What you need to do: Every record should be repeated exactly, except that pictures are left out.

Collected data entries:
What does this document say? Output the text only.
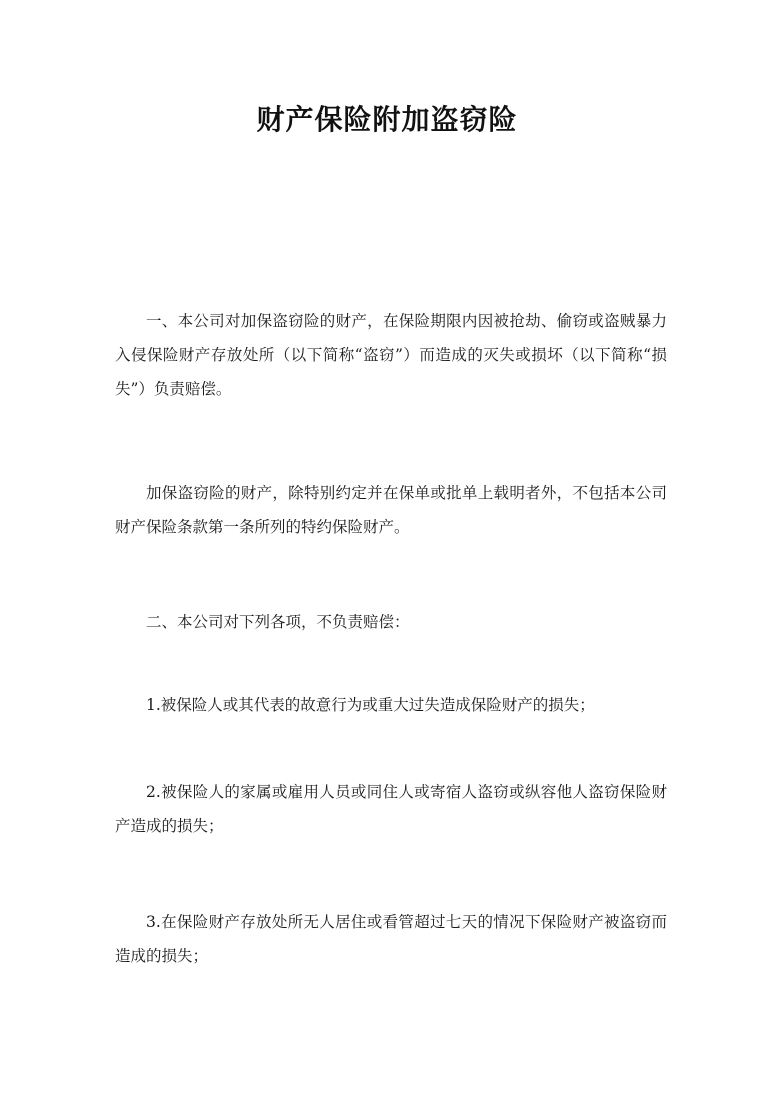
财产保险附加盗窃险

一、本公司对加保盗窃险的财产，在保险期限内因被抢劫、偷窃或盗贼暴力入侵保险财产存放处所（以下简称“盗窃”）而造成的灭失或损坏（以下简称“损失”）负责赔偿。

加保盗窃险的财产，除特别约定并在保单或批单上载明者外，不包括本公司财产保险条款第一条所列的特约保险财产。

二、本公司对下列各项，不负责赔偿：

1.被保险人或其代表的故意行为或重大过失造成保险财产的损失；

2.被保险人的家属或雇用人员或同住人或寄宿人盗窃或纵容他人盗窃保险财产造成的损失；

3.在保险财产存放处所无人居住或看管超过七天的情况下保险财产被盗窃而造成的损失；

The reply:
What does this document say? Output the text only.
财产保险附加盗窃险

一、本公司对加保盗窃险的财产，在保险期限内因被抢劫、偷窃或盗贼暴力入侵保险财产存放处所（以下简称“盗窃”）而造成的灭失或损坏（以下简称“损失”）负责赔偿。

加保盗窃险的财产，除特别约定并在保单或批单上载明者外，不包括本公司财产保险条款第一条所列的特约保险财产。

二、本公司对下列各项，不负责赔偿：

1.被保险人或其代表的故意行为或重大过失造成保险财产的损失；

2.被保险人的家属或雇用人员或同住人或寄宿人盗窃或纵容他人盗窃保险财产造成的损失；

3.在保险财产存放处所无人居住或看管超过七天的情况下保险财产被盗窃而造成的损失；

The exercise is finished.